● Challenge: In the entries below, find the lines with the word "Sign" and copy them.

Extracted records:
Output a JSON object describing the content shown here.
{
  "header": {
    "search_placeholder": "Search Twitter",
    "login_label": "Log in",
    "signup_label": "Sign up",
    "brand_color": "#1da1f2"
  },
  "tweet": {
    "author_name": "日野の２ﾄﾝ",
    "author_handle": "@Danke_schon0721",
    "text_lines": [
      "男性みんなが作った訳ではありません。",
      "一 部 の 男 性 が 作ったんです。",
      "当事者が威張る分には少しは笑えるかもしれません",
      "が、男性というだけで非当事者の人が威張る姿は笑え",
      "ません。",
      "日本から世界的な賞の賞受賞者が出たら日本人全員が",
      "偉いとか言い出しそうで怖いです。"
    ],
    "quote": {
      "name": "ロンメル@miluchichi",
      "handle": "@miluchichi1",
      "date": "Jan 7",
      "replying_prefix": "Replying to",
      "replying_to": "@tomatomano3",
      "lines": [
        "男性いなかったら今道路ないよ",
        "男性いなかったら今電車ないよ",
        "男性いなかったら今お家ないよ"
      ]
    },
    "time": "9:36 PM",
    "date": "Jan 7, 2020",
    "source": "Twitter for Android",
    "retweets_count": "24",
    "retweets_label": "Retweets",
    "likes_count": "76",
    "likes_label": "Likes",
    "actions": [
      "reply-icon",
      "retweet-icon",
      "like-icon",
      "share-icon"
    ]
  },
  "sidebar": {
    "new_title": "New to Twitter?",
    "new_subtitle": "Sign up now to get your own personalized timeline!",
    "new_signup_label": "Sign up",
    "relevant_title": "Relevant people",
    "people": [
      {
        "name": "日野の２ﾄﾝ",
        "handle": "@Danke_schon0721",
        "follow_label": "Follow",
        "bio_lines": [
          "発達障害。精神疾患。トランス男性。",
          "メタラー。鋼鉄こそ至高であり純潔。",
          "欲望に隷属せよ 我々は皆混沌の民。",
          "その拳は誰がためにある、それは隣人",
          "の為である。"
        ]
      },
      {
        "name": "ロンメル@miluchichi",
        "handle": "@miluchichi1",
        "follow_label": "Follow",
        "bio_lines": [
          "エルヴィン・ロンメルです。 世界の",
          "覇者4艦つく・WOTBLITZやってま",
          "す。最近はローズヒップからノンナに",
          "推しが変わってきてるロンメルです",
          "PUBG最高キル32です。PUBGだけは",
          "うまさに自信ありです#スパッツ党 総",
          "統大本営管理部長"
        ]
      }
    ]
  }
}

● Full response:
    "signup_label": "Sign up",
    "new_subtitle": "Sign up now to get your own personalized timeline!",
    "new_signup_label": "Sign up",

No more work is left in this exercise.